Start of GIVEN INFORMATION

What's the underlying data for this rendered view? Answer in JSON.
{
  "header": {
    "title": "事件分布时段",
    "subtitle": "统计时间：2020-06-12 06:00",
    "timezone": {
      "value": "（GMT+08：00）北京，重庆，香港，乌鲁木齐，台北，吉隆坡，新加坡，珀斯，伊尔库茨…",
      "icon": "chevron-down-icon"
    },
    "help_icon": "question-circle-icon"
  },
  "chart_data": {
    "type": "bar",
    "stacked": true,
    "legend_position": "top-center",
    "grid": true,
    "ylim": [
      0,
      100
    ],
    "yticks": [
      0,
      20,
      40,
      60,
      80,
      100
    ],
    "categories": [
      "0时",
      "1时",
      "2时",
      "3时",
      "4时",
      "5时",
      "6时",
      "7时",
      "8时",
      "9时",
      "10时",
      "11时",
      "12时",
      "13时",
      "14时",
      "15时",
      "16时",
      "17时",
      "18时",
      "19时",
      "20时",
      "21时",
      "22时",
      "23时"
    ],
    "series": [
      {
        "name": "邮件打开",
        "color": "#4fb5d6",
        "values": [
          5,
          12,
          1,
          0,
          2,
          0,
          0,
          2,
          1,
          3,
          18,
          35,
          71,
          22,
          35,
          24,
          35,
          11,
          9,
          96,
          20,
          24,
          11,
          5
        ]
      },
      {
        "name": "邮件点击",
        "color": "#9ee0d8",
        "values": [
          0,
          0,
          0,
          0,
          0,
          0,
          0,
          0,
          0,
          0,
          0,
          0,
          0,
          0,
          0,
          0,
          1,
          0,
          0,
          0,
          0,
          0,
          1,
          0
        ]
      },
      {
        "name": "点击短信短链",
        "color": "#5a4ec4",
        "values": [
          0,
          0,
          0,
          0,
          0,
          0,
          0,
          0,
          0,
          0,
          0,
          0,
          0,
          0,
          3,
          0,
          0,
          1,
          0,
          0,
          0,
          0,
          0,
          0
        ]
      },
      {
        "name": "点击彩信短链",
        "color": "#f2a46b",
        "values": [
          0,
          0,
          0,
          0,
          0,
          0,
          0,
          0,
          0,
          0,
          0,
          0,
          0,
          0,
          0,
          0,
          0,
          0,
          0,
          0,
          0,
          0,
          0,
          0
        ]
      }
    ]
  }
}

End of GIVEN INFORMATION

EXERCISE AIM: Look for the word "color" and return every line where it occurs.

SOLUTION FOR THIS EXERCISE:
        "color": "#4fb5d6",
        "color": "#9ee0d8",
        "color": "#5a4ec4",
        "color": "#f2a46b",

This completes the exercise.